WRITTEN REQUEST: Quote all of the entries word for word.

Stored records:
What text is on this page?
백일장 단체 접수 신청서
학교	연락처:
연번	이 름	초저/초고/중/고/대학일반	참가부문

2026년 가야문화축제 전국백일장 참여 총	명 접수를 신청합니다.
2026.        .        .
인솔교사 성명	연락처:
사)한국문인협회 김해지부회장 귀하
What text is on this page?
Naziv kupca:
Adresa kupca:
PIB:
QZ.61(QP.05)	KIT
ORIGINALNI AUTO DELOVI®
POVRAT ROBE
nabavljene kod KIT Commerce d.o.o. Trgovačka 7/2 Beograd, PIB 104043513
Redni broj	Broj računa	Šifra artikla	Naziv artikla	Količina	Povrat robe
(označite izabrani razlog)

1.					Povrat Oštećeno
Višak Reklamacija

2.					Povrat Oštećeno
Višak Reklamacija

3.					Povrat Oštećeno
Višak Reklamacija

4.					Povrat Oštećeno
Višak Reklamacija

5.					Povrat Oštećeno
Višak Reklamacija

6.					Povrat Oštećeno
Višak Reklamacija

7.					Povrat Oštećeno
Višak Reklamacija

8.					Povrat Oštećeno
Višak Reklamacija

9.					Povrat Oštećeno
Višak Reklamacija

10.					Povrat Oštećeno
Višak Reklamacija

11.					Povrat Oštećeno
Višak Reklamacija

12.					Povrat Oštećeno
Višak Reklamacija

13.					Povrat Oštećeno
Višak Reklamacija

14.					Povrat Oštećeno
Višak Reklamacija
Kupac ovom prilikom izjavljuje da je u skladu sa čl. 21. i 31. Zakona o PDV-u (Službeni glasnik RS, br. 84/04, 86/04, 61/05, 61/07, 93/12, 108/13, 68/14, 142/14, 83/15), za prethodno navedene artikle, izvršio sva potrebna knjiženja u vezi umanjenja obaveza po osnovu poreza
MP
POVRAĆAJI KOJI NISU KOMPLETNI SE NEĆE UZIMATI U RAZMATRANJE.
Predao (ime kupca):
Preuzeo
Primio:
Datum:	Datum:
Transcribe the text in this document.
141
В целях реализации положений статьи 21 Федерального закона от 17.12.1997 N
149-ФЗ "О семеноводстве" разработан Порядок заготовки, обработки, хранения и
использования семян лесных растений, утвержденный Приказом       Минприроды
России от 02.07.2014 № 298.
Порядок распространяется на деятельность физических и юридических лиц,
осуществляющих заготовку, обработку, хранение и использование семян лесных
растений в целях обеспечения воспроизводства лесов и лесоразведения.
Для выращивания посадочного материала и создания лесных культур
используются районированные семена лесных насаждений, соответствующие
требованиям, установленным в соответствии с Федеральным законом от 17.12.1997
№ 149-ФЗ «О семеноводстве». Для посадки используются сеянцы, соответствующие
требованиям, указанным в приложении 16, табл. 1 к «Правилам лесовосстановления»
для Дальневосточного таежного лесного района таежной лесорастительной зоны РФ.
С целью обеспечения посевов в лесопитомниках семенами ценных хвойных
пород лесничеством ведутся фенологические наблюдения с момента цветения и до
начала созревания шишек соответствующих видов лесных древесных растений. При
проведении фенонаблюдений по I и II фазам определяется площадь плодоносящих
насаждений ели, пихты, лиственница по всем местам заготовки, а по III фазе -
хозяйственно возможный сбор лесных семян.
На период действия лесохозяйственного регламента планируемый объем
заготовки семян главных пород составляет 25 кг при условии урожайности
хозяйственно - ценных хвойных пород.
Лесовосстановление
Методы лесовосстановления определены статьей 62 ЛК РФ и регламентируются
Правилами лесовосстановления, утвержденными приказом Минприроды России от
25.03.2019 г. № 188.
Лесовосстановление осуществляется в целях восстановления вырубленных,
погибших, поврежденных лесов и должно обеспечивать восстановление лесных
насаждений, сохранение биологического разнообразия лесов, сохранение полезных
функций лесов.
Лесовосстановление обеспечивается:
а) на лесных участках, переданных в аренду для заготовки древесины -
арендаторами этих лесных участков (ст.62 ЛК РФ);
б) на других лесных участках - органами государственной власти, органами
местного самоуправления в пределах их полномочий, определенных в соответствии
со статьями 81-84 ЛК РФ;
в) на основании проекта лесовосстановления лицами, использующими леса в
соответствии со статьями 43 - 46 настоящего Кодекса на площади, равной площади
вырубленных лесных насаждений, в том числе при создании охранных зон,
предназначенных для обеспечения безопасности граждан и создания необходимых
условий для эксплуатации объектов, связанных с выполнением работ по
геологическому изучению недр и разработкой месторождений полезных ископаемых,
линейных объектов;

ANSWER IN FULL:
What text is on this page?
백일장 단체 접수 신청서
학교	연락처:
연번	이 름	초저/초고/중/고/대학일반	참가부문

2026년 가야문화축제 전국백일장 참여 총	명 접수를 신청합니다.
2026.        .        .
인솔교사 성명	연락처:
사)한국문인협회 김해지부회장 귀하
What text is on this page?
Naziv kupca:
Adresa kupca:
PIB:
QZ.61(QP.05)	KIT
ORIGINALNI AUTO DELOVI®
POVRAT ROBE
nabavljene kod KIT Commerce d.o.o. Trgovačka 7/2 Beograd, PIB 104043513
Redni broj	Broj računa	Šifra artikla	Naziv artikla	Količina	Povrat robe
(označite izabrani razlog)

1.					Povrat Oštećeno
Višak Reklamacija

2.					Povrat Oštećeno
Višak Reklamacija

3.					Povrat Oštećeno
Višak Reklamacija

4.					Povrat Oštećeno
Višak Reklamacija

5.					Povrat Oštećeno
Višak Reklamacija

6.					Povrat Oštećeno
Višak Reklamacija

7.					Povrat Oštećeno
Višak Reklamacija

8.					Povrat Oštećeno
Višak Reklamacija

9.					Povrat Oštećeno
Višak Reklamacija

10.					Povrat Oštećeno
Višak Reklamacija

11.					Povrat Oštećeno
Višak Reklamacija

12.					Povrat Oštećeno
Višak Reklamacija

13.					Povrat Oštećeno
Višak Reklamacija

14.					Povrat Oštećeno
Višak Reklamacija
Kupac ovom prilikom izjavljuje da je u skladu sa čl. 21. i 31. Zakona o PDV-u (Službeni glasnik RS, br. 84/04, 86/04, 61/05, 61/07, 93/12, 108/13, 68/14, 142/14, 83/15), za prethodno navedene artikle, izvršio sva potrebna knjiženja u vezi umanjenja obaveza po osnovu poreza
MP
POVRAĆAJI KOJI NISU KOMPLETNI SE NEĆE UZIMATI U RAZMATRANJE.
Predao (ime kupca):
Preuzeo
Primio:
Datum:	Datum:
Transcribe the text in this document.
141
В целях реализации положений статьи 21 Федерального закона от 17.12.1997 N
149-ФЗ "О семеноводстве" разработан Порядок заготовки, обработки, хранения и
использования семян лесных растений, утвержденный Приказом       Минприроды
России от 02.07.2014 № 298.
Порядок распространяется на деятельность физических и юридических лиц,
осуществляющих заготовку, обработку, хранение и использование семян лесных
растений в целях обеспечения воспроизводства лесов и лесоразведения.
Для выращивания посадочного материала и создания лесных культур
используются районированные семена лесных насаждений, соответствующие
требованиям, установленным в соответствии с Федеральным законом от 17.12.1997
№ 149-ФЗ «О семеноводстве». Для посадки используются сеянцы, соответствующие
требованиям, указанным в приложении 16, табл. 1 к «Правилам лесовосстановления»
для Дальневосточного таежного лесного района таежной лесорастительной зоны РФ.
С целью обеспечения посевов в лесопитомниках семенами ценных хвойных
пород лесничеством ведутся фенологические наблюдения с момента цветения и до
начала созревания шишек соответствующих видов лесных древесных растений. При
проведении фенонаблюдений по I и II фазам определяется площадь плодоносящих
насаждений ели, пихты, лиственница по всем местам заготовки, а по III фазе -
хозяйственно возможный сбор лесных семян.
На период действия лесохозяйственного регламента планируемый объем
заготовки семян главных пород составляет 25 кг при условии урожайности
хозяйственно - ценных хвойных пород.
Лесовосстановление
Методы лесовосстановления определены статьей 62 ЛК РФ и регламентируются
Правилами лесовосстановления, утвержденными приказом Минприроды России от
25.03.2019 г. № 188.
Лесовосстановление осуществляется в целях восстановления вырубленных,
погибших, поврежденных лесов и должно обеспечивать восстановление лесных
насаждений, сохранение биологического разнообразия лесов, сохранение полезных
функций лесов.
Лесовосстановление обеспечивается:
а) на лесных участках, переданных в аренду для заготовки древесины -
арендаторами этих лесных участков (ст.62 ЛК РФ);
б) на других лесных участках - органами государственной власти, органами
местного самоуправления в пределах их полномочий, определенных в соответствии
со статьями 81-84 ЛК РФ;
в) на основании проекта лесовосстановления лицами, использующими леса в
соответствии со статьями 43 - 46 настоящего Кодекса на площади, равной площади
вырубленных лесных насаждений, в том числе при создании охранных зон,
предназначенных для обеспечения безопасности граждан и создания необходимых
условий для эксплуатации объектов, связанных с выполнением работ по
геологическому изучению недр и разработкой месторождений полезных ископаемых,
линейных объектов;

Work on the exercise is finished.